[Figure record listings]
....

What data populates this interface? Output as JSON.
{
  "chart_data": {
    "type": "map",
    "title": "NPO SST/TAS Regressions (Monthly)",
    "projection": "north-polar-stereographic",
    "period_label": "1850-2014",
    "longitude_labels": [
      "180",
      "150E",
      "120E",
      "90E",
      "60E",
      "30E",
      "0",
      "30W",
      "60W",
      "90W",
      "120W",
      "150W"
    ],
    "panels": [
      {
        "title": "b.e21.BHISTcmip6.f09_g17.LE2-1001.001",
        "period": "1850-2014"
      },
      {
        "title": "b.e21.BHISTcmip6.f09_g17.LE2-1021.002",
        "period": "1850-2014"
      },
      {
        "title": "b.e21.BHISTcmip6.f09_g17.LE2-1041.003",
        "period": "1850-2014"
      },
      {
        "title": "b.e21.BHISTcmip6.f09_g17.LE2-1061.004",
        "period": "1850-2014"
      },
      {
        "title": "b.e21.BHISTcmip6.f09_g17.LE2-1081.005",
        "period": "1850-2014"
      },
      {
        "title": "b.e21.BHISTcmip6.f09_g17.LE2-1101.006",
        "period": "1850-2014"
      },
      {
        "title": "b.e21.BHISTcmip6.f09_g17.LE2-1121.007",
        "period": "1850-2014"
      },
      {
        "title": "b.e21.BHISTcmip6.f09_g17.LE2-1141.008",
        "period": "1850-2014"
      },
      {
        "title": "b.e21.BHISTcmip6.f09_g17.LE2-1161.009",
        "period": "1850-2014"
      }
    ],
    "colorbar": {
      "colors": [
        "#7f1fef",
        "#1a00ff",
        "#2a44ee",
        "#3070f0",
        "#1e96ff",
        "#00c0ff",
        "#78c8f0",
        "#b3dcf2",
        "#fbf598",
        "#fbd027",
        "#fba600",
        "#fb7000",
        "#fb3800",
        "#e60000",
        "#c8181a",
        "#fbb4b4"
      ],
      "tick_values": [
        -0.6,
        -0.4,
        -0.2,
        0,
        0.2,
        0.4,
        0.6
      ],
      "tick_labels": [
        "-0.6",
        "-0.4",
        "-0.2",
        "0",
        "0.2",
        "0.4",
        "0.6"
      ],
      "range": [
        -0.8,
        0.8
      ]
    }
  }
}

....

From the data above, pick out each line containing "title" and copy it.

    "title": "NPO SST/TAS Regressions (Monthly)",
        "title": "b.e21.BHISTcmip6.f09_g17.LE2-1001.001",
        "title": "b.e21.BHISTcmip6.f09_g17.LE2-1021.002",
        "title": "b.e21.BHISTcmip6.f09_g17.LE2-1041.003",
        "title": "b.e21.BHISTcmip6.f09_g17.LE2-1061.004",
        "title": "b.e21.BHISTcmip6.f09_g17.LE2-1081.005",
        "title": "b.e21.BHISTcmip6.f09_g17.LE2-1101.006",
        "title": "b.e21.BHISTcmip6.f09_g17.LE2-1121.007",
        "title": "b.e21.BHISTcmip6.f09_g17.LE2-1141.008",
        "title": "b.e21.BHISTcmip6.f09_g17.LE2-1161.009",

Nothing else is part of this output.